*STORED DATA*.
* begin *
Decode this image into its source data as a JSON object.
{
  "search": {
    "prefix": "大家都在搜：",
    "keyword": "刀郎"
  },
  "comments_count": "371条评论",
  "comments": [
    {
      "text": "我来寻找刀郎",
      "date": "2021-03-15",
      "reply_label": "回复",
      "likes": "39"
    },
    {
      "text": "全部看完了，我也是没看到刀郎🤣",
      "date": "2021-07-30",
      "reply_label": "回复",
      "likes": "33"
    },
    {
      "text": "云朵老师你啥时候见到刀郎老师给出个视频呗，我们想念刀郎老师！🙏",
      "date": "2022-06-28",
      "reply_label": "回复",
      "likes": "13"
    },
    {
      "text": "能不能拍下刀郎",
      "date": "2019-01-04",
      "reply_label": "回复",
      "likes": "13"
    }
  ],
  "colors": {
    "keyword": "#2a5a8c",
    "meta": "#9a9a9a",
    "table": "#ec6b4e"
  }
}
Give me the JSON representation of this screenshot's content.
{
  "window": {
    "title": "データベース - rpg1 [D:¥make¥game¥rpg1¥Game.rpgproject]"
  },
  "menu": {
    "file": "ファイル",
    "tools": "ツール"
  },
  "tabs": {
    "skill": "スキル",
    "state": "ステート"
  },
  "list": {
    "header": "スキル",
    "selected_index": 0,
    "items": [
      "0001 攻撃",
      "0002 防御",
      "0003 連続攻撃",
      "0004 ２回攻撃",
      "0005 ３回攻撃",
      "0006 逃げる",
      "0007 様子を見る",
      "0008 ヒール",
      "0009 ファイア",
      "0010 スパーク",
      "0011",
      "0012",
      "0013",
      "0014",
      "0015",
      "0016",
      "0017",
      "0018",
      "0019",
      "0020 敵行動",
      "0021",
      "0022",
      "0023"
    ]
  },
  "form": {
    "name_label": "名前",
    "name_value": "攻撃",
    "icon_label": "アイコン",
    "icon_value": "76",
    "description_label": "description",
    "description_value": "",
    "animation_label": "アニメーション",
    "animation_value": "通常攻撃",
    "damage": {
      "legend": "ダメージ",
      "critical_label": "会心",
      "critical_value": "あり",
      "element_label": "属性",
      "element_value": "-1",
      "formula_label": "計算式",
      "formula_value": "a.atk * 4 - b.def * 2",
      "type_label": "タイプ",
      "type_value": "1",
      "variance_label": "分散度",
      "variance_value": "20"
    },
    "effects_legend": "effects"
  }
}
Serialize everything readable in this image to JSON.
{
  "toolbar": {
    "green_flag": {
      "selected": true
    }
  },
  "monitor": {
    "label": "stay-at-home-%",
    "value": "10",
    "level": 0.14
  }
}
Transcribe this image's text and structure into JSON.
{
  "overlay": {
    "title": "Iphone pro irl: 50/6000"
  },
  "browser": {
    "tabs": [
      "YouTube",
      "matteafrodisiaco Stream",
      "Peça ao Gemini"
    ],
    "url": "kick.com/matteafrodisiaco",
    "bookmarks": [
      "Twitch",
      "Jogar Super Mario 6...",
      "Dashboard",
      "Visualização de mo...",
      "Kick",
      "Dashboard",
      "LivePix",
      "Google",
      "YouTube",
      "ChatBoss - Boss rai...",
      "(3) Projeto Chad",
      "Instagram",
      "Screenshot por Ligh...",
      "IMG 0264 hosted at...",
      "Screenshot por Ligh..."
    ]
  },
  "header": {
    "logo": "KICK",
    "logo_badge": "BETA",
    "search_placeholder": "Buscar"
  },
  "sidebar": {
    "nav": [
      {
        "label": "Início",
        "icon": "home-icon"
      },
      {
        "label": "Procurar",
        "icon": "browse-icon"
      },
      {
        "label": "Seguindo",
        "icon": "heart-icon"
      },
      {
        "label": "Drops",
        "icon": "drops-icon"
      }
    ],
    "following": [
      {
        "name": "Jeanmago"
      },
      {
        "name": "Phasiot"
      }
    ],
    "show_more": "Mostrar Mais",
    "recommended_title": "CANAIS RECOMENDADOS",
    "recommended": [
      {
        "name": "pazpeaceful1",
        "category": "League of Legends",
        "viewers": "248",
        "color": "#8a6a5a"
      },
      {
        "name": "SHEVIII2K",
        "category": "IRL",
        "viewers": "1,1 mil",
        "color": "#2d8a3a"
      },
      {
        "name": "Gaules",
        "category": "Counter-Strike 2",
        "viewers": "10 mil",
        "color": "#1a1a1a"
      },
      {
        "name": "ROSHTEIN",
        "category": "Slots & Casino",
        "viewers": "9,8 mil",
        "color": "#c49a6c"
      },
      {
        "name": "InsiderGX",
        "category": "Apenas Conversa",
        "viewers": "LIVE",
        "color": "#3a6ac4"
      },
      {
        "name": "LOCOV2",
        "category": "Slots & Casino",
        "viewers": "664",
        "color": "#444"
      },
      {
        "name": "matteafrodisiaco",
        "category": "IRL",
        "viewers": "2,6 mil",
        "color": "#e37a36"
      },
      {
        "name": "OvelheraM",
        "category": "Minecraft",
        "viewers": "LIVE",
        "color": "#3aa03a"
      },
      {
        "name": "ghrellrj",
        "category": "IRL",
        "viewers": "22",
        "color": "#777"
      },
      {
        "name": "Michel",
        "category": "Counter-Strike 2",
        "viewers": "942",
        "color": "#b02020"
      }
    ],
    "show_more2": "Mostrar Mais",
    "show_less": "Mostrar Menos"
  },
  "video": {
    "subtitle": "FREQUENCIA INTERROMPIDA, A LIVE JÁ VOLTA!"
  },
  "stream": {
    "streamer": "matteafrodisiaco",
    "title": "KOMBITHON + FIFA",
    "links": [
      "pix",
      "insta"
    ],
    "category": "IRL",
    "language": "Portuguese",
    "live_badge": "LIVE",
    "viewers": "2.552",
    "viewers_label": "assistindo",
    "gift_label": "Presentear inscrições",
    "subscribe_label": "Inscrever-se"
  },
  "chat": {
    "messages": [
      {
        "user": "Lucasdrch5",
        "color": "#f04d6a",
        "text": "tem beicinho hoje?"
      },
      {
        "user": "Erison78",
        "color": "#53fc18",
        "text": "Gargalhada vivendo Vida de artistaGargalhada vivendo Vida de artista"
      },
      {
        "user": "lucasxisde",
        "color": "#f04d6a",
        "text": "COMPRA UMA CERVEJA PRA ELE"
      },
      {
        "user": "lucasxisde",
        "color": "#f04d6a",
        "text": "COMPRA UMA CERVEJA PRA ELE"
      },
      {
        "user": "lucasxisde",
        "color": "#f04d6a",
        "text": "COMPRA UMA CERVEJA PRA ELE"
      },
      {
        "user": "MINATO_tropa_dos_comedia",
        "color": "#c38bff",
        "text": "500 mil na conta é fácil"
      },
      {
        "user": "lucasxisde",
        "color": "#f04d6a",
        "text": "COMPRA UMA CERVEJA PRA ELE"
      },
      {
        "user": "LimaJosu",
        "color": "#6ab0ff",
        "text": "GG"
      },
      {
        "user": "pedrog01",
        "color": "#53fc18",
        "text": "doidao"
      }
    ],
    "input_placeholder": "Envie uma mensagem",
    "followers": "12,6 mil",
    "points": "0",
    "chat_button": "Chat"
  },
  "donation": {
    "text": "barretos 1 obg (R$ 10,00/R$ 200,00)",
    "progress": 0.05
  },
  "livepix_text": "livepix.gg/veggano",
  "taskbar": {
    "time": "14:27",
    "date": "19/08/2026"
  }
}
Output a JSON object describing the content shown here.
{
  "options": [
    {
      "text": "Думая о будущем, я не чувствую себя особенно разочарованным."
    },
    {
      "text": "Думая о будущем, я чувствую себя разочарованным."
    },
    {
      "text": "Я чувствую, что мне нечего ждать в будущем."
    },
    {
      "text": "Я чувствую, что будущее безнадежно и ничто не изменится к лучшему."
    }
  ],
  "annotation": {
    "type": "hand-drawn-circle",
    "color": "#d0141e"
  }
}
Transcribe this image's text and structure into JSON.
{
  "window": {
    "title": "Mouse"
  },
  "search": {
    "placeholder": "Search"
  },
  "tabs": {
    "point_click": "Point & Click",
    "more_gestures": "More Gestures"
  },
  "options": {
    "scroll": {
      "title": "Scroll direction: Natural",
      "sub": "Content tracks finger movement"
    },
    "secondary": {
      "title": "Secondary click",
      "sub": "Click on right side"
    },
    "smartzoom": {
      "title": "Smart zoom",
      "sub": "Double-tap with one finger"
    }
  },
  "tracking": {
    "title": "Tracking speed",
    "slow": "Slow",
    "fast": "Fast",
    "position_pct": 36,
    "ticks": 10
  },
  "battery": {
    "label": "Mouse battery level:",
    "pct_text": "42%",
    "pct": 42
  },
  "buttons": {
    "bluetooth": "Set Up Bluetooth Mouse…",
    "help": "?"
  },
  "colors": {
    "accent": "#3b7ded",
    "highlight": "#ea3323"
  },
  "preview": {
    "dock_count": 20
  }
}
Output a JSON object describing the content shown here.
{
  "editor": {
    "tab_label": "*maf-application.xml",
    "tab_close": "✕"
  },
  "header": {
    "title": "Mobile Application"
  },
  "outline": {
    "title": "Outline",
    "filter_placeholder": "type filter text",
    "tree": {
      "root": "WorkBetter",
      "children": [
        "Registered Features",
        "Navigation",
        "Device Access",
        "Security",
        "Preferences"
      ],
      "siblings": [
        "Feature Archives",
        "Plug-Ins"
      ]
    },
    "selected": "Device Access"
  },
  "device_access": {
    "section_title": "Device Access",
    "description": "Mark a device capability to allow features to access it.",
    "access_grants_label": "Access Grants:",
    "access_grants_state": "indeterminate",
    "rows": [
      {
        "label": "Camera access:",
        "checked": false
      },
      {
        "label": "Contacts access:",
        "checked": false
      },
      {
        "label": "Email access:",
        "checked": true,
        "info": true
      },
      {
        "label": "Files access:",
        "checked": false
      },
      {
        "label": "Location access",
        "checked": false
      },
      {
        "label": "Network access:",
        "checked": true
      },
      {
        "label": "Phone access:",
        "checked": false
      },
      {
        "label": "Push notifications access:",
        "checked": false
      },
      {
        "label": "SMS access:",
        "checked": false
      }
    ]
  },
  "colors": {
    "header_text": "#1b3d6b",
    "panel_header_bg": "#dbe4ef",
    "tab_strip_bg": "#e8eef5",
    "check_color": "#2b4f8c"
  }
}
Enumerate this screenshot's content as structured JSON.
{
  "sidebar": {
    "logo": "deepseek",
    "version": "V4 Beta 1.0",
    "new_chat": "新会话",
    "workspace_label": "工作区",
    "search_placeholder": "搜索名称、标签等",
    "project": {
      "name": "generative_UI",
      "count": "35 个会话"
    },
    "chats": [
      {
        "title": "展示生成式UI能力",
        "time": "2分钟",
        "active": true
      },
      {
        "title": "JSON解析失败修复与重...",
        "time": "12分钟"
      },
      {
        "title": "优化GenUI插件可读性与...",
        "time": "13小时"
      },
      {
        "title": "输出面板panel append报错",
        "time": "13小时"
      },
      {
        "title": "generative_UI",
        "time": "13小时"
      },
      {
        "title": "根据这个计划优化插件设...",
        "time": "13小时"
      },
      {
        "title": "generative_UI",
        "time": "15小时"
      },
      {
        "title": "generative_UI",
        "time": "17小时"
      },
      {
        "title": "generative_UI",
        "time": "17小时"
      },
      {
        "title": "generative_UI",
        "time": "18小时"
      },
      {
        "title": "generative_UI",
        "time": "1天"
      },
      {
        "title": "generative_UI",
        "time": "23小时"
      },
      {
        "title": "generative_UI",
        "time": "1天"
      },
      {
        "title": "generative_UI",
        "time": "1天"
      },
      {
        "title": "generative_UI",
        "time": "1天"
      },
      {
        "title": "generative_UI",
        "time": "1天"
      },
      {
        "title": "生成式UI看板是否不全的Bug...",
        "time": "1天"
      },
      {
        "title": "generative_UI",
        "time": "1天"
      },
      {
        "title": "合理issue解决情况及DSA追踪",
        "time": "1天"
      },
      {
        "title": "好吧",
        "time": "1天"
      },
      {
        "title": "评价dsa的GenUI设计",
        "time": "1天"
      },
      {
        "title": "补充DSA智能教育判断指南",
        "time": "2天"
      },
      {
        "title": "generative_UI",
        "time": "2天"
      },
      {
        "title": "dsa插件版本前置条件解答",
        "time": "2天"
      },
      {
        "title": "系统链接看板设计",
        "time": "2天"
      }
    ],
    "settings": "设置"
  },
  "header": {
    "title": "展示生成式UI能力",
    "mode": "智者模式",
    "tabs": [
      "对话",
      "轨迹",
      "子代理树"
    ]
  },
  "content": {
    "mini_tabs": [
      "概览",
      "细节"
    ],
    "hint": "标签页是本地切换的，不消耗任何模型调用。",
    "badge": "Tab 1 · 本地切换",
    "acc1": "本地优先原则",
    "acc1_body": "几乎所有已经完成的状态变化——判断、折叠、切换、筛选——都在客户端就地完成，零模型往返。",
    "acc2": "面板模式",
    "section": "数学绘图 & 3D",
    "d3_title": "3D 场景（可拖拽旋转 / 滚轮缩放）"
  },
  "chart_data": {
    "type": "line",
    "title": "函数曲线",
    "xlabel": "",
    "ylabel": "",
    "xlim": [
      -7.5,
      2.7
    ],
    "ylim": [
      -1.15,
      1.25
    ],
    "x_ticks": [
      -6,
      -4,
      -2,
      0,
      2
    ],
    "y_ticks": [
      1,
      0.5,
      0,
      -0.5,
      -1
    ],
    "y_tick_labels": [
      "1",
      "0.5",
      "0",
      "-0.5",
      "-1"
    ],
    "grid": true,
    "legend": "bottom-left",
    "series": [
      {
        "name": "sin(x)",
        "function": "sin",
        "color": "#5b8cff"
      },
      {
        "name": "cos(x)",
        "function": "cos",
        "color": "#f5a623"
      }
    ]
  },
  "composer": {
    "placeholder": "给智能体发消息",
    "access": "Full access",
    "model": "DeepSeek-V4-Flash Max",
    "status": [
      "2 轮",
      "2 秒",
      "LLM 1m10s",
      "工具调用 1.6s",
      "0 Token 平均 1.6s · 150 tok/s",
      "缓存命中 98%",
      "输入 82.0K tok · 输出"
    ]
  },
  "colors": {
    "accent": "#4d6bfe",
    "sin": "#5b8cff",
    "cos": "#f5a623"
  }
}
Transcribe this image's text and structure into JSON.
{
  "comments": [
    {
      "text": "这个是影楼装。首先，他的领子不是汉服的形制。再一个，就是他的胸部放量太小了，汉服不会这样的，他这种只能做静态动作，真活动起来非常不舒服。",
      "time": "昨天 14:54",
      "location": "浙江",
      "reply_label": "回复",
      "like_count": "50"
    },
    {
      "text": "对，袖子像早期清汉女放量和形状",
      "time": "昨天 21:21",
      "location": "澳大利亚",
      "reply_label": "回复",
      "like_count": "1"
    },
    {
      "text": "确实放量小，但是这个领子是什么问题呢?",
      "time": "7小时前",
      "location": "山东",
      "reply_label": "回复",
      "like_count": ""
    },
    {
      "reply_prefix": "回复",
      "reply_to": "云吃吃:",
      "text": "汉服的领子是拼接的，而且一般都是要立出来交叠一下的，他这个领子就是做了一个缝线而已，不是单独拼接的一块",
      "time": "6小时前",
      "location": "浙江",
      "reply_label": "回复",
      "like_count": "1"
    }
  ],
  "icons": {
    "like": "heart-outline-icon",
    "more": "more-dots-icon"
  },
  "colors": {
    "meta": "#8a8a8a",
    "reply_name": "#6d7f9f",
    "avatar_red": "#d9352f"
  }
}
* end *
*SHORT PROBLEM*. Write out every line of the listing that holds the word "Mouse".

*EXERCISE RESPONSE*.
    "title": "Mouse"
    "label": "Mouse battery level:",
    "bluetooth": "Set Up Bluetooth Mouse…",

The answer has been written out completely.